WHAT IS REQUIRED:
Would you print each of the entries below precisely as given?

EXCERPTED RECORDS:
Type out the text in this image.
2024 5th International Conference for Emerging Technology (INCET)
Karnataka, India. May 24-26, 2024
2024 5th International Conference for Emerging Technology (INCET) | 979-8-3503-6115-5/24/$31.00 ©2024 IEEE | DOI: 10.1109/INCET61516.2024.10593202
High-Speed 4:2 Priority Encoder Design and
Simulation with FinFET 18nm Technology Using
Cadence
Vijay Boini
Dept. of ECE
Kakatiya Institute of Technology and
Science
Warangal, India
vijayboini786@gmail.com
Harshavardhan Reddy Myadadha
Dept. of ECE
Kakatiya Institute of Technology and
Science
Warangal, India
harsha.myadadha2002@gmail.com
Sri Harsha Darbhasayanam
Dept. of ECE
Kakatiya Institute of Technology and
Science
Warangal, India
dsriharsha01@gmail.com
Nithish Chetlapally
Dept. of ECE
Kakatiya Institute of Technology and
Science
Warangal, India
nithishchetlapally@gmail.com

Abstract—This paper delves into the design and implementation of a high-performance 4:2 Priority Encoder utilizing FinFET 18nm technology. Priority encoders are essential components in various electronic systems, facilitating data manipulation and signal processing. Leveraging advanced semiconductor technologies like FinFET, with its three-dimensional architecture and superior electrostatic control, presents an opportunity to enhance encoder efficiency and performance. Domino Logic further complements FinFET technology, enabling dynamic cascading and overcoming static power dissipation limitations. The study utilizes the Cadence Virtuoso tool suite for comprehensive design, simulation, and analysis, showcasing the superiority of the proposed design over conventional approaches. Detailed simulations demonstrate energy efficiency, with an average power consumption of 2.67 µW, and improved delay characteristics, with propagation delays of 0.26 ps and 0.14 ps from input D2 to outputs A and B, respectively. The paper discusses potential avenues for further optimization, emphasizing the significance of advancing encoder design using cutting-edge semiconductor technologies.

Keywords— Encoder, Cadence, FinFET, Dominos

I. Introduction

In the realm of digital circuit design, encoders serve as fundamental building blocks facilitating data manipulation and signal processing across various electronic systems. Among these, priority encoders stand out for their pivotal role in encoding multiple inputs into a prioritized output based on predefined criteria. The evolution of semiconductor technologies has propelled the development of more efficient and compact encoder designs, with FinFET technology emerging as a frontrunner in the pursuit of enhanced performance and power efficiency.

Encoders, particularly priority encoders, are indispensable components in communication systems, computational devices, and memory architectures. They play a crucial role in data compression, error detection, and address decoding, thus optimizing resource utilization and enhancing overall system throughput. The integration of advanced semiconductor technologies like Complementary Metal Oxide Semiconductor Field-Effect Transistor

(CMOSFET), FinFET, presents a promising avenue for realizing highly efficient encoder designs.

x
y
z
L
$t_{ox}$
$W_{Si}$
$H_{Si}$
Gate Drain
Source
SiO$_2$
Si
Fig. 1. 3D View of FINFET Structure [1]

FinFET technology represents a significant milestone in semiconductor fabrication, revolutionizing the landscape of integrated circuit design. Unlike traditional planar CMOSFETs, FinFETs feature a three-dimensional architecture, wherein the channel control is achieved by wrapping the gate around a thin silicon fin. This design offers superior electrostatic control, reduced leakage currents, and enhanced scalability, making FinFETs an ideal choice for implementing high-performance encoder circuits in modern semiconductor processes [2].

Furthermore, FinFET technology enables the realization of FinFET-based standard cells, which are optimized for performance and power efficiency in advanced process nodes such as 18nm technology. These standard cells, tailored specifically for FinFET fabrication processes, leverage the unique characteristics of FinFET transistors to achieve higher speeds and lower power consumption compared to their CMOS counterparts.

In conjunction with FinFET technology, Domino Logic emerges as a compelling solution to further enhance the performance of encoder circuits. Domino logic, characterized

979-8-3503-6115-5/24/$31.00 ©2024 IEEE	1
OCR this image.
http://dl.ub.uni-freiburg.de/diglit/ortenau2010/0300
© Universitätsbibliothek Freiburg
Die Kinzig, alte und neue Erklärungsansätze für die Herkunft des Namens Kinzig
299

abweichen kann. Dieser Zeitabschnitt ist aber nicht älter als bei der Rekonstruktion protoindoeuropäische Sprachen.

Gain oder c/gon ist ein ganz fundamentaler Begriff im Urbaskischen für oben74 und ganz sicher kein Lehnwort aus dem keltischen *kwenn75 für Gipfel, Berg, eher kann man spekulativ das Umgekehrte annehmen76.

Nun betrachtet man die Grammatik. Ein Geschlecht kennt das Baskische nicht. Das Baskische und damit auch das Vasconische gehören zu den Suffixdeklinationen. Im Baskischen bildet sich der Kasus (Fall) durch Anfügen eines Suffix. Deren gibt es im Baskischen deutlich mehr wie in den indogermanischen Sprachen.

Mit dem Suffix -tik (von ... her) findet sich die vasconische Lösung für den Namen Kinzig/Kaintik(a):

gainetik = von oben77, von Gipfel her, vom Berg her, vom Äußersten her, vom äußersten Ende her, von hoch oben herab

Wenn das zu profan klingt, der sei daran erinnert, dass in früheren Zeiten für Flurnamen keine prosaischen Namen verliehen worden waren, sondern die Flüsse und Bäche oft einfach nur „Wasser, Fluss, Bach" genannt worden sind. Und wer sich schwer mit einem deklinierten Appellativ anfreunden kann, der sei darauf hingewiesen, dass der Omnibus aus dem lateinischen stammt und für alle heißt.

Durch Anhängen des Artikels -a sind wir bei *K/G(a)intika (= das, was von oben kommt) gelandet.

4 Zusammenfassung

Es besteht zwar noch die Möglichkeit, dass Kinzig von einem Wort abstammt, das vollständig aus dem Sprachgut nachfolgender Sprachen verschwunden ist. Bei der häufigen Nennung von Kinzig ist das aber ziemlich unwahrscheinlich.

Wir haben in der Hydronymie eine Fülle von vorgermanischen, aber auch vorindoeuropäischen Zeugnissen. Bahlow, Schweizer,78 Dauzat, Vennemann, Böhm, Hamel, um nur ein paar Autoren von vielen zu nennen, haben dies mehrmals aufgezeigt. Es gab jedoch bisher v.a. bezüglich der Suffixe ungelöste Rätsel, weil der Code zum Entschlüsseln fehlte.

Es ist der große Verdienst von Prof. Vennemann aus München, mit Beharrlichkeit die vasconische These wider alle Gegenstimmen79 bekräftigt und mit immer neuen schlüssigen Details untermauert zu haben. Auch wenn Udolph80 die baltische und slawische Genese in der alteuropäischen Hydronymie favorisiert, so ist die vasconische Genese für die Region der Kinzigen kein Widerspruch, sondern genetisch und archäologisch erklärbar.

TASK ANSWER:
Type out the text in this image.
2024 5th International Conference for Emerging Technology (INCET)
Karnataka, India. May 24-26, 2024
2024 5th International Conference for Emerging Technology (INCET) | 979-8-3503-6115-5/24/$31.00 ©2024 IEEE | DOI: 10.1109/INCET61516.2024.10593202
High-Speed 4:2 Priority Encoder Design and
Simulation with FinFET 18nm Technology Using
Cadence
Vijay Boini
Dept. of ECE
Kakatiya Institute of Technology and
Science
Warangal, India
vijayboini786@gmail.com
Harshavardhan Reddy Myadadha
Dept. of ECE
Kakatiya Institute of Technology and
Science
Warangal, India
harsha.myadadha2002@gmail.com
Sri Harsha Darbhasayanam
Dept. of ECE
Kakatiya Institute of Technology and
Science
Warangal, India
dsriharsha01@gmail.com
Nithish Chetlapally
Dept. of ECE
Kakatiya Institute of Technology and
Science
Warangal, India
nithishchetlapally@gmail.com

Abstract—This paper delves into the design and implementation of a high-performance 4:2 Priority Encoder utilizing FinFET 18nm technology. Priority encoders are essential components in various electronic systems, facilitating data manipulation and signal processing. Leveraging advanced semiconductor technologies like FinFET, with its three-dimensional architecture and superior electrostatic control, presents an opportunity to enhance encoder efficiency and performance. Domino Logic further complements FinFET technology, enabling dynamic cascading and overcoming static power dissipation limitations. The study utilizes the Cadence Virtuoso tool suite for comprehensive design, simulation, and analysis, showcasing the superiority of the proposed design over conventional approaches. Detailed simulations demonstrate energy efficiency, with an average power consumption of 2.67 µW, and improved delay characteristics, with propagation delays of 0.26 ps and 0.14 ps from input D2 to outputs A and B, respectively. The paper discusses potential avenues for further optimization, emphasizing the significance of advancing encoder design using cutting-edge semiconductor technologies.

Keywords— Encoder, Cadence, FinFET, Dominos

I. Introduction

In the realm of digital circuit design, encoders serve as fundamental building blocks facilitating data manipulation and signal processing across various electronic systems. Among these, priority encoders stand out for their pivotal role in encoding multiple inputs into a prioritized output based on predefined criteria. The evolution of semiconductor technologies has propelled the development of more efficient and compact encoder designs, with FinFET technology emerging as a frontrunner in the pursuit of enhanced performance and power efficiency.

Encoders, particularly priority encoders, are indispensable components in communication systems, computational devices, and memory architectures. They play a crucial role in data compression, error detection, and address decoding, thus optimizing resource utilization and enhancing overall system throughput. The integration of advanced semiconductor technologies like Complementary Metal Oxide Semiconductor Field-Effect Transistor

(CMOSFET), FinFET, presents a promising avenue for realizing highly efficient encoder designs.

x
y
z
L
$t_{ox}$
$W_{Si}$
$H_{Si}$
Gate Drain
Source
SiO$_2$
Si
Fig. 1. 3D View of FINFET Structure [1]

FinFET technology represents a significant milestone in semiconductor fabrication, revolutionizing the landscape of integrated circuit design. Unlike traditional planar CMOSFETs, FinFETs feature a three-dimensional architecture, wherein the channel control is achieved by wrapping the gate around a thin silicon fin. This design offers superior electrostatic control, reduced leakage currents, and enhanced scalability, making FinFETs an ideal choice for implementing high-performance encoder circuits in modern semiconductor processes [2].

Furthermore, FinFET technology enables the realization of FinFET-based standard cells, which are optimized for performance and power efficiency in advanced process nodes such as 18nm technology. These standard cells, tailored specifically for FinFET fabrication processes, leverage the unique characteristics of FinFET transistors to achieve higher speeds and lower power consumption compared to their CMOS counterparts.

In conjunction with FinFET technology, Domino Logic emerges as a compelling solution to further enhance the performance of encoder circuits. Domino logic, characterized

979-8-3503-6115-5/24/$31.00 ©2024 IEEE	1
OCR this image.
http://dl.ub.uni-freiburg.de/diglit/ortenau2010/0300
© Universitätsbibliothek Freiburg
Die Kinzig, alte und neue Erklärungsansätze für die Herkunft des Namens Kinzig
299

abweichen kann. Dieser Zeitabschnitt ist aber nicht älter als bei der Rekonstruktion protoindoeuropäische Sprachen.

Gain oder c/gon ist ein ganz fundamentaler Begriff im Urbaskischen für oben74 und ganz sicher kein Lehnwort aus dem keltischen *kwenn75 für Gipfel, Berg, eher kann man spekulativ das Umgekehrte annehmen76.

Nun betrachtet man die Grammatik. Ein Geschlecht kennt das Baskische nicht. Das Baskische und damit auch das Vasconische gehören zu den Suffixdeklinationen. Im Baskischen bildet sich der Kasus (Fall) durch Anfügen eines Suffix. Deren gibt es im Baskischen deutlich mehr wie in den indogermanischen Sprachen.

Mit dem Suffix -tik (von ... her) findet sich die vasconische Lösung für den Namen Kinzig/Kaintik(a):

gainetik = von oben77, von Gipfel her, vom Berg her, vom Äußersten her, vom äußersten Ende her, von hoch oben herab

Wenn das zu profan klingt, der sei daran erinnert, dass in früheren Zeiten für Flurnamen keine prosaischen Namen verliehen worden waren, sondern die Flüsse und Bäche oft einfach nur „Wasser, Fluss, Bach" genannt worden sind. Und wer sich schwer mit einem deklinierten Appellativ anfreunden kann, der sei darauf hingewiesen, dass der Omnibus aus dem lateinischen stammt und für alle heißt.

Durch Anhängen des Artikels -a sind wir bei *K/G(a)intika (= das, was von oben kommt) gelandet.

4 Zusammenfassung

Es besteht zwar noch die Möglichkeit, dass Kinzig von einem Wort abstammt, das vollständig aus dem Sprachgut nachfolgender Sprachen verschwunden ist. Bei der häufigen Nennung von Kinzig ist das aber ziemlich unwahrscheinlich.

Wir haben in der Hydronymie eine Fülle von vorgermanischen, aber auch vorindoeuropäischen Zeugnissen. Bahlow, Schweizer,78 Dauzat, Vennemann, Böhm, Hamel, um nur ein paar Autoren von vielen zu nennen, haben dies mehrmals aufgezeigt. Es gab jedoch bisher v.a. bezüglich der Suffixe ungelöste Rätsel, weil der Code zum Entschlüsseln fehlte.

Es ist der große Verdienst von Prof. Vennemann aus München, mit Beharrlichkeit die vasconische These wider alle Gegenstimmen79 bekräftigt und mit immer neuen schlüssigen Details untermauert zu haben. Auch wenn Udolph80 die baltische und slawische Genese in der alteuropäischen Hydronymie favorisiert, so ist die vasconische Genese für die Region der Kinzigen kein Widerspruch, sondern genetisch und archäologisch erklärbar.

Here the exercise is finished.